#### Extracted information
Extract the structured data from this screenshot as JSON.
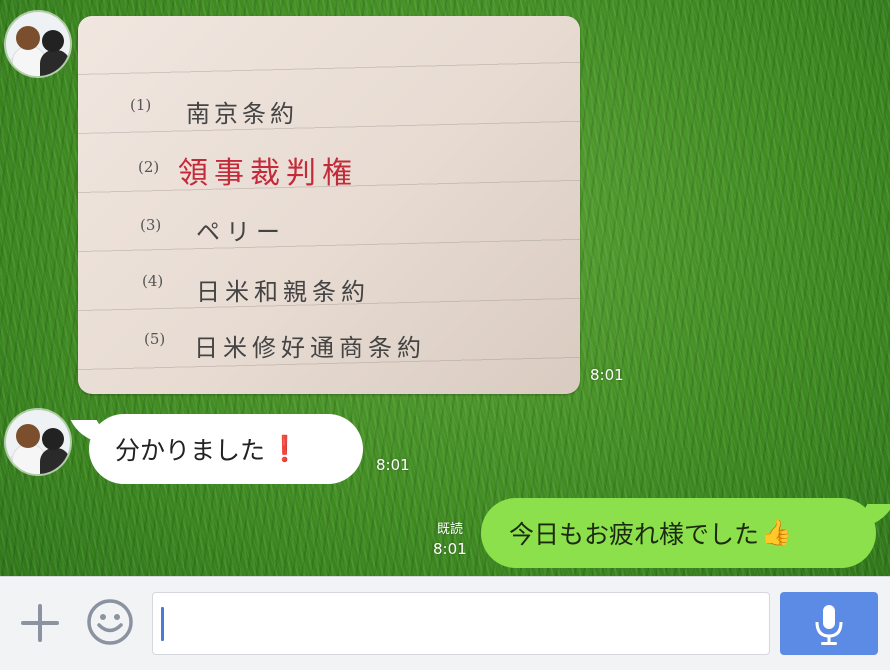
{
  "messages": {
    "photo": {
      "time": "8:01",
      "note_lines": [
        {
          "num": "(1)",
          "text": "南京条約"
        },
        {
          "num": "(2)",
          "text": "領事裁判権"
        },
        {
          "num": "(3)",
          "text": "ペリー"
        },
        {
          "num": "(4)",
          "text": "日米和親条約"
        },
        {
          "num": "(5)",
          "text": "日米修好通商条約"
        }
      ]
    },
    "incoming": {
      "text": "分かりました",
      "emoji": "❗",
      "time": "8:01"
    },
    "outgoing": {
      "text": "今日もお疲れ様でした",
      "emoji": "👍",
      "read_label": "既読",
      "time": "8:01"
    }
  },
  "input_bar": {
    "plus_icon": "plus-icon",
    "emoji_icon": "smiley-icon",
    "mic_icon": "microphone-icon",
    "text_value": ""
  },
  "colors": {
    "outgoing_bubble": "#8ce04c",
    "incoming_bubble": "#ffffff",
    "send_button": "#5b8be4",
    "highlight_ink": "#c42b3a"
  }
}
########
Requirements ▸ What you return should match the records above word for word, minus the pictures.

Complete output ▸
Extract the structured data from this screenshot as JSON.
{
  "messages": {
    "photo": {
      "time": "8:01",
      "note_lines": [
        {
          "num": "(1)",
          "text": "南京条約"
        },
        {
          "num": "(2)",
          "text": "領事裁判権"
        },
        {
          "num": "(3)",
          "text": "ペリー"
        },
        {
          "num": "(4)",
          "text": "日米和親条約"
        },
        {
          "num": "(5)",
          "text": "日米修好通商条約"
        }
      ]
    },
    "incoming": {
      "text": "分かりました",
      "emoji": "❗",
      "time": "8:01"
    },
    "outgoing": {
      "text": "今日もお疲れ様でした",
      "emoji": "👍",
      "read_label": "既読",
      "time": "8:01"
    }
  },
  "input_bar": {
    "plus_icon": "plus-icon",
    "emoji_icon": "smiley-icon",
    "mic_icon": "microphone-icon",
    "text_value": ""
  },
  "colors": {
    "outgoing_bubble": "#8ce04c",
    "incoming_bubble": "#ffffff",
    "send_button": "#5b8be4",
    "highlight_ink": "#c42b3a"
  }
}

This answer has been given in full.